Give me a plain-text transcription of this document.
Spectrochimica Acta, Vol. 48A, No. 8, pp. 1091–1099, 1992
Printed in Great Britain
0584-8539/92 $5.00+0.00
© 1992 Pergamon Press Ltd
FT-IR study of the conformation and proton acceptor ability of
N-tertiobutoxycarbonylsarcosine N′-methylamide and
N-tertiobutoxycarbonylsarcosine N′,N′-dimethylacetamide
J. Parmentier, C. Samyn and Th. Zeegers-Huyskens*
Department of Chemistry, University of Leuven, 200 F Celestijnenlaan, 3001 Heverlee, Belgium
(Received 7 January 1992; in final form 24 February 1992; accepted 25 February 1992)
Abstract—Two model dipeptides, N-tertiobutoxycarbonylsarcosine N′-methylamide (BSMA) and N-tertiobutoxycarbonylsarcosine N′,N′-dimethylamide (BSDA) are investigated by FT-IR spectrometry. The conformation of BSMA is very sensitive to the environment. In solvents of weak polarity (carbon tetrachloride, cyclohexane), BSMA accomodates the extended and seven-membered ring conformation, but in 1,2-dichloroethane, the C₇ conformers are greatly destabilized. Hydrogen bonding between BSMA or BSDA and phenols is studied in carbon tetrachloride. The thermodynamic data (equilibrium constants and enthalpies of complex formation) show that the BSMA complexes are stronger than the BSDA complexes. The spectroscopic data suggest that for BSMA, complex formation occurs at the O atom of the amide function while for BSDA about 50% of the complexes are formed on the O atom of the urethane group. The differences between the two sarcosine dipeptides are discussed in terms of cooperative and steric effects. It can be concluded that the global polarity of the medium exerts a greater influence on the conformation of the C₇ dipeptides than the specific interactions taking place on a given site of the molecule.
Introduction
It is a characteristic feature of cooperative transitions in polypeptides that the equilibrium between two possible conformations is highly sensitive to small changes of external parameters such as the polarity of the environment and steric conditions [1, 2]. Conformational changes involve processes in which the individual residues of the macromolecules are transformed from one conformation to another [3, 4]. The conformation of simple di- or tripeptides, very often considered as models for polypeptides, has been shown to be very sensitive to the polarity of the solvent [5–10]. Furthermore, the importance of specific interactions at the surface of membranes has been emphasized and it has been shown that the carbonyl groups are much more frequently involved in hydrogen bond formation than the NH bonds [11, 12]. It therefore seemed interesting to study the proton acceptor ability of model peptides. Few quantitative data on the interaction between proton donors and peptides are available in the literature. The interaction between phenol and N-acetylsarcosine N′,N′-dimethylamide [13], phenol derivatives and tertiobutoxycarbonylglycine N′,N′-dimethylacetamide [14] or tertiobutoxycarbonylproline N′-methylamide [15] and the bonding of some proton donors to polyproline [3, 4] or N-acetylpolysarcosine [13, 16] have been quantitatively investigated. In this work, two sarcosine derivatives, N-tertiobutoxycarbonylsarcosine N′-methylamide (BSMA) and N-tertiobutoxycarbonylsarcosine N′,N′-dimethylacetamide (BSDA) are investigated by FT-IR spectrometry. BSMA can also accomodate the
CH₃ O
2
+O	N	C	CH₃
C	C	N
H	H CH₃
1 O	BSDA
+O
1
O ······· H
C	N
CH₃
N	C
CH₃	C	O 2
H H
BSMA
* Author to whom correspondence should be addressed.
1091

• [Exercise] The answer must restate each entry word for word.

• [Result for this task]
Give me a plain-text transcription of this document.
Spectrochimica Acta, Vol. 48A, No. 8, pp. 1091–1099, 1992
Printed in Great Britain
0584-8539/92 $5.00+0.00
© 1992 Pergamon Press Ltd
FT-IR study of the conformation and proton acceptor ability of
N-tertiobutoxycarbonylsarcosine N′-methylamide and
N-tertiobutoxycarbonylsarcosine N′,N′-dimethylacetamide
J. Parmentier, C. Samyn and Th. Zeegers-Huyskens*
Department of Chemistry, University of Leuven, 200 F Celestijnenlaan, 3001 Heverlee, Belgium
(Received 7 January 1992; in final form 24 February 1992; accepted 25 February 1992)
Abstract—Two model dipeptides, N-tertiobutoxycarbonylsarcosine N′-methylamide (BSMA) and N-tertiobutoxycarbonylsarcosine N′,N′-dimethylamide (BSDA) are investigated by FT-IR spectrometry. The conformation of BSMA is very sensitive to the environment. In solvents of weak polarity (carbon tetrachloride, cyclohexane), BSMA accomodates the extended and seven-membered ring conformation, but in 1,2-dichloroethane, the C₇ conformers are greatly destabilized. Hydrogen bonding between BSMA or BSDA and phenols is studied in carbon tetrachloride. The thermodynamic data (equilibrium constants and enthalpies of complex formation) show that the BSMA complexes are stronger than the BSDA complexes. The spectroscopic data suggest that for BSMA, complex formation occurs at the O atom of the amide function while for BSDA about 50% of the complexes are formed on the O atom of the urethane group. The differences between the two sarcosine dipeptides are discussed in terms of cooperative and steric effects. It can be concluded that the global polarity of the medium exerts a greater influence on the conformation of the C₇ dipeptides than the specific interactions taking place on a given site of the molecule.
Introduction
It is a characteristic feature of cooperative transitions in polypeptides that the equilibrium between two possible conformations is highly sensitive to small changes of external parameters such as the polarity of the environment and steric conditions [1, 2]. Conformational changes involve processes in which the individual residues of the macromolecules are transformed from one conformation to another [3, 4]. The conformation of simple di- or tripeptides, very often considered as models for polypeptides, has been shown to be very sensitive to the polarity of the solvent [5–10]. Furthermore, the importance of specific interactions at the surface of membranes has been emphasized and it has been shown that the carbonyl groups are much more frequently involved in hydrogen bond formation than the NH bonds [11, 12]. It therefore seemed interesting to study the proton acceptor ability of model peptides. Few quantitative data on the interaction between proton donors and peptides are available in the literature. The interaction between phenol and N-acetylsarcosine N′,N′-dimethylamide [13], phenol derivatives and tertiobutoxycarbonylglycine N′,N′-dimethylacetamide [14] or tertiobutoxycarbonylproline N′-methylamide [15] and the bonding of some proton donors to polyproline [3, 4] or N-acetylpolysarcosine [13, 16] have been quantitatively investigated. In this work, two sarcosine derivatives, N-tertiobutoxycarbonylsarcosine N′-methylamide (BSMA) and N-tertiobutoxycarbonylsarcosine N′,N′-dimethylacetamide (BSDA) are investigated by FT-IR spectrometry. BSMA can also accomodate the
CH₃ O
2
+O	N	C	CH₃
C	C	N
H	H CH₃
1 O	BSDA
+O
1
O ······· H
C	N
CH₃
N	C
CH₃	C	O 2
H H
BSMA
* Author to whom correspondence should be addressed.
1091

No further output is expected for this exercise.